**Directive:**
Report the number of lines where the string "this" occurs, and write nothing else.

↓

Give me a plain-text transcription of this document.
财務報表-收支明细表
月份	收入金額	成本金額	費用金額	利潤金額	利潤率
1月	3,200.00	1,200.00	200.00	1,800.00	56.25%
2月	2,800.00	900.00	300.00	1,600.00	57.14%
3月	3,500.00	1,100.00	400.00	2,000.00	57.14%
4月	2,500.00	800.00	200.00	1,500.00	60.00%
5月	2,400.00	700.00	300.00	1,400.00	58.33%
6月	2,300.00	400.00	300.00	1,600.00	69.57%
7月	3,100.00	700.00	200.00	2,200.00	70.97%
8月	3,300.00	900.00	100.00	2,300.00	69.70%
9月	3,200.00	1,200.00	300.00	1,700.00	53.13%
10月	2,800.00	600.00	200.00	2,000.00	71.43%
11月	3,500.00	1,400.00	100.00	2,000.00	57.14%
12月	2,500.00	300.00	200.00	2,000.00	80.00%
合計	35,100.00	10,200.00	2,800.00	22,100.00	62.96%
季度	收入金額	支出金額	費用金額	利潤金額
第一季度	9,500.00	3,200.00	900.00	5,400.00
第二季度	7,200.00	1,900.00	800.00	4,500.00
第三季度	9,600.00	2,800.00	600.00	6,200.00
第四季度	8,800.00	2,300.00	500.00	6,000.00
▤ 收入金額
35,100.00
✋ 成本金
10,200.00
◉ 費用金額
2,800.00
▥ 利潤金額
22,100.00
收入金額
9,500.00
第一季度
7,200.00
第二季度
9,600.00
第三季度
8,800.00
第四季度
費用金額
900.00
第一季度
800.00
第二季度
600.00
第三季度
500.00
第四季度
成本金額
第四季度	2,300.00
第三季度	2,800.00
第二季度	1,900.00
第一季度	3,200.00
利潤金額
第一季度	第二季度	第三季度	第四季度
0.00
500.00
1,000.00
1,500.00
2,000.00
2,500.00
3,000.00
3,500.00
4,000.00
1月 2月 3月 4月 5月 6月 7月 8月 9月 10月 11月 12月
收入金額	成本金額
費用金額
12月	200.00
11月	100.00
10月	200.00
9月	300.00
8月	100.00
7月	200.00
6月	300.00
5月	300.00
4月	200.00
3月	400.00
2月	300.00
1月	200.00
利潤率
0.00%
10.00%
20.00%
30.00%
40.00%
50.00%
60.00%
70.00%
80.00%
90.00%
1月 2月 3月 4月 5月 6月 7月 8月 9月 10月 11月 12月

↑
↓

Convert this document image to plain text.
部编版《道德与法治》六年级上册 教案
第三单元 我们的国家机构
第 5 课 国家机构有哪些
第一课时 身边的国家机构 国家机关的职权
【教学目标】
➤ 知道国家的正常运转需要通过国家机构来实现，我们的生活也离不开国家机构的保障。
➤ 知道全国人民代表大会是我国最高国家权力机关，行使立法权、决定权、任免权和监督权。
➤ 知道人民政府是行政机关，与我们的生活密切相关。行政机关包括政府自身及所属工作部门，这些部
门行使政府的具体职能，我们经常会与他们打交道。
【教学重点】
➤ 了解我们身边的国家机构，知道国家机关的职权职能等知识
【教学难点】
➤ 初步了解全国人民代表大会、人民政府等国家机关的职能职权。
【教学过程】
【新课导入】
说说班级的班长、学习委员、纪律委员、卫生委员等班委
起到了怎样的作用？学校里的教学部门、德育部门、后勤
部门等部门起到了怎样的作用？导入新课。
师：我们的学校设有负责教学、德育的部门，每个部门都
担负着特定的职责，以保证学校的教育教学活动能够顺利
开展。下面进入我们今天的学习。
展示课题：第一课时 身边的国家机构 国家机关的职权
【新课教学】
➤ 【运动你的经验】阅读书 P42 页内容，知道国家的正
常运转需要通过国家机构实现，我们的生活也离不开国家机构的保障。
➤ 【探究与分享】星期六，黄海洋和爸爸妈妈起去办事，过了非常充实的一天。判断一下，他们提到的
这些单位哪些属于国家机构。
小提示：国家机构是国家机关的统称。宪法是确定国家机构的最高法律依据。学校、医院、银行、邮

↑
↓

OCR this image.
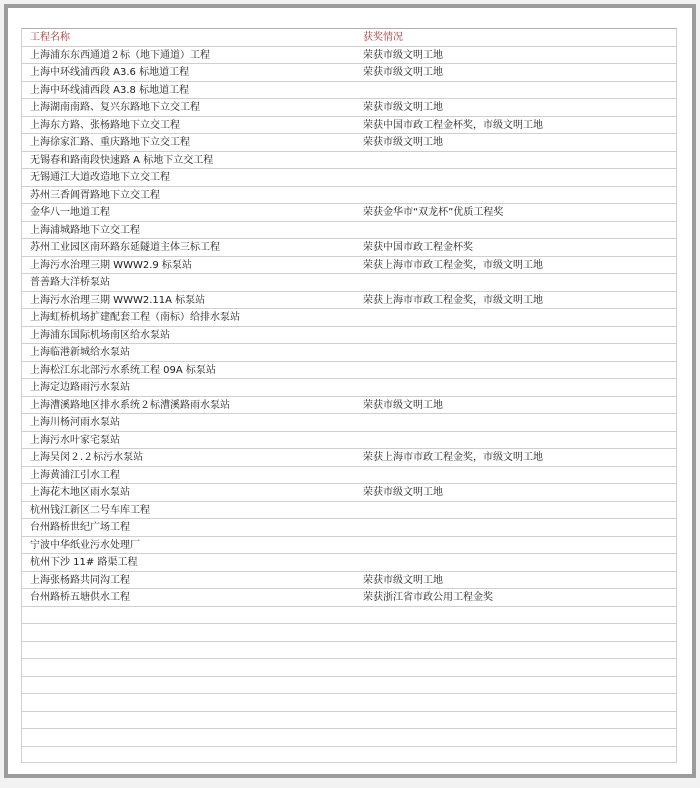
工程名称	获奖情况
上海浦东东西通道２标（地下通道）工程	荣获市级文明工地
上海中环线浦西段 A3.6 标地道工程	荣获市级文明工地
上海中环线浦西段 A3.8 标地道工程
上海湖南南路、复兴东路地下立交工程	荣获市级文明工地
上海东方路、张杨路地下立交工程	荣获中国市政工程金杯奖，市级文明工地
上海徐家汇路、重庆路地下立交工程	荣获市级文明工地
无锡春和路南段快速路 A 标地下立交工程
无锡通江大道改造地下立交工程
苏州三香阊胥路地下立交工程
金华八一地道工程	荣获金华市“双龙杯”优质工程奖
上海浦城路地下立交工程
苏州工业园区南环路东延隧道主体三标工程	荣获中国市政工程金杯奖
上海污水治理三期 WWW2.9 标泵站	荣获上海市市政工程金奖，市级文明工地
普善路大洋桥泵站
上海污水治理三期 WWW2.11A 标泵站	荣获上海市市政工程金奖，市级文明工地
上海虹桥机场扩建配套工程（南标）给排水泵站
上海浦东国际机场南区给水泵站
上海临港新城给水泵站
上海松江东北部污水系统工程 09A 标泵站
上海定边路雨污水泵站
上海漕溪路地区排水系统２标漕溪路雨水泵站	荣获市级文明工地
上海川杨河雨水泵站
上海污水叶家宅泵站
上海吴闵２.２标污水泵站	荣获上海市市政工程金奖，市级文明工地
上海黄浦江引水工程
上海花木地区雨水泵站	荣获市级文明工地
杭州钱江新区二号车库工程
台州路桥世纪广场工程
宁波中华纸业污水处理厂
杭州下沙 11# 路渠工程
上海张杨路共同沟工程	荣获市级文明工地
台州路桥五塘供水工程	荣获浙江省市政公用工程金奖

↑

**Reply:**
3